## BEGIN
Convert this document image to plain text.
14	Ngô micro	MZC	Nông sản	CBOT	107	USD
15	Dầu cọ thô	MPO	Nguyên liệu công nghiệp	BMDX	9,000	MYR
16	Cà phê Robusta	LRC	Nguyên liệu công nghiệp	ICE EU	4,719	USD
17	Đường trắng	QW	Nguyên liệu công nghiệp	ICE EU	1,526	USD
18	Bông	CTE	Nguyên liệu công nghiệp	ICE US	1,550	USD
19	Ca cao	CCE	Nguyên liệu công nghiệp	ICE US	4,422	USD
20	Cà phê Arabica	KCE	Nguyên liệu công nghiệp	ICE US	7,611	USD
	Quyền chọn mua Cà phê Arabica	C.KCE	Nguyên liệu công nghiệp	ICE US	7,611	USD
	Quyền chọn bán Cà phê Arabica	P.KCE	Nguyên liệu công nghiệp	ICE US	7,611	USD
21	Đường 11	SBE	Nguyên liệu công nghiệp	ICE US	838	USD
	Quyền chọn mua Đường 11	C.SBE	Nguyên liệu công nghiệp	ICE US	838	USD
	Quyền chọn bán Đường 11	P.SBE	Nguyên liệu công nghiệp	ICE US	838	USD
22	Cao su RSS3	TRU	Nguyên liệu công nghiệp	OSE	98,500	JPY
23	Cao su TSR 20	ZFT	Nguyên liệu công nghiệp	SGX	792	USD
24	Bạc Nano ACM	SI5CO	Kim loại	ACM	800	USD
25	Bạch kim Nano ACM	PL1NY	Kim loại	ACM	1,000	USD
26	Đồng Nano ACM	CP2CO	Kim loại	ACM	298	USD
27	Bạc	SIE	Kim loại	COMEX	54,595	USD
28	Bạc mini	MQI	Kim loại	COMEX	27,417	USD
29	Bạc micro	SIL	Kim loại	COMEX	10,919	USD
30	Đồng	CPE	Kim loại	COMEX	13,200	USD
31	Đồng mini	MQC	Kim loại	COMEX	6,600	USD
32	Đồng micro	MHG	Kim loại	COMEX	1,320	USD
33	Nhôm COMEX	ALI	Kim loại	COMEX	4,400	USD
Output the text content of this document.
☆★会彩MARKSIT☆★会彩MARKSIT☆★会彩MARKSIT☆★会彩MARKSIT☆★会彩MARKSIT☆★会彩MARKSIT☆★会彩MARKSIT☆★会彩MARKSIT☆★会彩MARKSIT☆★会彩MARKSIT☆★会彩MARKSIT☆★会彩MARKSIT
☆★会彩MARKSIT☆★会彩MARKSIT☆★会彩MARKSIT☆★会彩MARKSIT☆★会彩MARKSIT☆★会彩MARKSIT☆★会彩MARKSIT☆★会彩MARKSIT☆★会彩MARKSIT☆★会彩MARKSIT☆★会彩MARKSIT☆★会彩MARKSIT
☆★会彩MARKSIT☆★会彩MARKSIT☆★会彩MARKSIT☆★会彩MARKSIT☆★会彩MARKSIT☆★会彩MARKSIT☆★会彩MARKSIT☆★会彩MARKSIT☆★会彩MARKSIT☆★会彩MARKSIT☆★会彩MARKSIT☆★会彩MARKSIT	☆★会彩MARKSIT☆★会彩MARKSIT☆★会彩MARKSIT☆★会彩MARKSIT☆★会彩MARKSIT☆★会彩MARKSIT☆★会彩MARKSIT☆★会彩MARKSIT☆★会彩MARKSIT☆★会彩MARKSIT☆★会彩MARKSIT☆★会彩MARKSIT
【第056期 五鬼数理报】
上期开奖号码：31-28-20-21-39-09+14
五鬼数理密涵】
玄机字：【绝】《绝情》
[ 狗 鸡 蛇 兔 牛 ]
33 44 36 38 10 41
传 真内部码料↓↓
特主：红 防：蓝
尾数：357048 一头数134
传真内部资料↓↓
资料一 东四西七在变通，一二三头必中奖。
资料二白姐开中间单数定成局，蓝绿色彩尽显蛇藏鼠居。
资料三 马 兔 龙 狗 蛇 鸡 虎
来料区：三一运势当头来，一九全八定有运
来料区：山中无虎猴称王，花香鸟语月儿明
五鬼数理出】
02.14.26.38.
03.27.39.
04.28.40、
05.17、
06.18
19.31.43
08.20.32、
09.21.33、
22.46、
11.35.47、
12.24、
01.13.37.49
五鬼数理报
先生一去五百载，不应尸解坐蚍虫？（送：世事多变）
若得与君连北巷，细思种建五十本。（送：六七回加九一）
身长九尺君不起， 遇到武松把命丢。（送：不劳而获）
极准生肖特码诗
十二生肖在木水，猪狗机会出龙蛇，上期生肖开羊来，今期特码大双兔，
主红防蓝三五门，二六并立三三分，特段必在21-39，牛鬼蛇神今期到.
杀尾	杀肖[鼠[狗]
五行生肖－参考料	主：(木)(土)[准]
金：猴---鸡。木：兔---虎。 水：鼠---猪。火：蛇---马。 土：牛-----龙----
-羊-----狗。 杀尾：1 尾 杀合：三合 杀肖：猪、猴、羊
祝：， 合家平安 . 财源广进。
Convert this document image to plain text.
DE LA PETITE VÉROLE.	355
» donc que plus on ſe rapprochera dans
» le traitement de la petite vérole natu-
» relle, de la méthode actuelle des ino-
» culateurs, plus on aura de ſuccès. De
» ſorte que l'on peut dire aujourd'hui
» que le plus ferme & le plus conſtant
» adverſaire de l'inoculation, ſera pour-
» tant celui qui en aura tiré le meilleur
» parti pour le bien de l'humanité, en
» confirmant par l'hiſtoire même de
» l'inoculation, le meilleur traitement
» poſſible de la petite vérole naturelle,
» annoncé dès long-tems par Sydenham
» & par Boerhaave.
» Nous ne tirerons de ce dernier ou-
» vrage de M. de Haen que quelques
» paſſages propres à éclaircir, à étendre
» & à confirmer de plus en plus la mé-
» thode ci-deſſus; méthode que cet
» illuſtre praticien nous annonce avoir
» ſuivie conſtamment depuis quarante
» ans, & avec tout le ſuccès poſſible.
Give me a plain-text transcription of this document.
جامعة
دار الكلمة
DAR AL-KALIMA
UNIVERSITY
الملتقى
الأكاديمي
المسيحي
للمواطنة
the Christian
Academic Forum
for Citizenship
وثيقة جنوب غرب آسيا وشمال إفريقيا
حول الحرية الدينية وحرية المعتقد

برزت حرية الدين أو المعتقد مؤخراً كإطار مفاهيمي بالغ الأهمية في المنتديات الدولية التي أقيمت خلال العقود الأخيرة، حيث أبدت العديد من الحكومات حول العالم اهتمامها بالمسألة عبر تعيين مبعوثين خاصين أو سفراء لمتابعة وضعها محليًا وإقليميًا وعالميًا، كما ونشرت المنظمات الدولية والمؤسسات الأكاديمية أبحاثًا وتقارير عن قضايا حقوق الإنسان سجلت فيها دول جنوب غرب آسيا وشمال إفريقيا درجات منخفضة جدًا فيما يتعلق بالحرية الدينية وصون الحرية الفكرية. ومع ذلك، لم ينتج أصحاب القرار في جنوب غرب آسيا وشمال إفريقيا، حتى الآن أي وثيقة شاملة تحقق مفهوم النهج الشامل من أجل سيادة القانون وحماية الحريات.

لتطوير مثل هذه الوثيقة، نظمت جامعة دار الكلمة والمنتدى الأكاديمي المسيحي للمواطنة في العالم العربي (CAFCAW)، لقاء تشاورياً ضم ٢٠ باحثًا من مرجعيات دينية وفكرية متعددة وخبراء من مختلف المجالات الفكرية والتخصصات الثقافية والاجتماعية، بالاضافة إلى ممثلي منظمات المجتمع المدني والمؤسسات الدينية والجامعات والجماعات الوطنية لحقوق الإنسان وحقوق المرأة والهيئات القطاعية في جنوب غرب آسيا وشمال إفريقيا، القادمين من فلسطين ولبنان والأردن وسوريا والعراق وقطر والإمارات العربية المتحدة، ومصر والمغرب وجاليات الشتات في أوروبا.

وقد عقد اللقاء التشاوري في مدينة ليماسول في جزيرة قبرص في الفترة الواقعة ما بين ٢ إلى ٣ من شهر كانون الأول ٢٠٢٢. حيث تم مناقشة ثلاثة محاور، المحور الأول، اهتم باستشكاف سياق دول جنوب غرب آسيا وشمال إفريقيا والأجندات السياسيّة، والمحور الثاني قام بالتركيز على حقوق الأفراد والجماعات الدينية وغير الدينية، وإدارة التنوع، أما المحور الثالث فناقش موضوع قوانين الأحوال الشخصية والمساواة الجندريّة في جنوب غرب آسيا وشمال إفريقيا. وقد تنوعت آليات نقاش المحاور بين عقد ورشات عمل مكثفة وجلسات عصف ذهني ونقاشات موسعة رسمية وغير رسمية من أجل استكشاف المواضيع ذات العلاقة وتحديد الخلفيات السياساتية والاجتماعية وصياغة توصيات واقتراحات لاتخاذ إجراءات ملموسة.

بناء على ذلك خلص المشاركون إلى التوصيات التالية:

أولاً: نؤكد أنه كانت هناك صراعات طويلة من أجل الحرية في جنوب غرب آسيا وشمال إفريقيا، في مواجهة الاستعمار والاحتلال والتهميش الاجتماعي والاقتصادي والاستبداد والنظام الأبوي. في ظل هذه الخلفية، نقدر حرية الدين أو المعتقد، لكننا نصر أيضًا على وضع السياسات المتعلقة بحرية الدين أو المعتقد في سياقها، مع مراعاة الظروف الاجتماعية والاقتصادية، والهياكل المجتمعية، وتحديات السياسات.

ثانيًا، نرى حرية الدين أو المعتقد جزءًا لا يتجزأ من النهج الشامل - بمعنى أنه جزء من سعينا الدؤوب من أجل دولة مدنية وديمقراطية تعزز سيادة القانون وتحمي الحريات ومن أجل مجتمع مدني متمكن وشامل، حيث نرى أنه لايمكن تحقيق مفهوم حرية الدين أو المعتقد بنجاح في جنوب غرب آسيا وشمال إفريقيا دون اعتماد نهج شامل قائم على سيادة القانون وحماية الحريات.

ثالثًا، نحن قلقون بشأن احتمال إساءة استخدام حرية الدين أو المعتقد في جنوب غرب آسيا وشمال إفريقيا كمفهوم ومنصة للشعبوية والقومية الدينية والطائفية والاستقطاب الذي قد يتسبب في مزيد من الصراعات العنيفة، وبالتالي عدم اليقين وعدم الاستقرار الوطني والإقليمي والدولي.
## END
• EXERCISE DETAILS: Reply with nothing except the number of lines in the listing above that include "traitement".

• ANSWER TO THIS PROBLEM: 2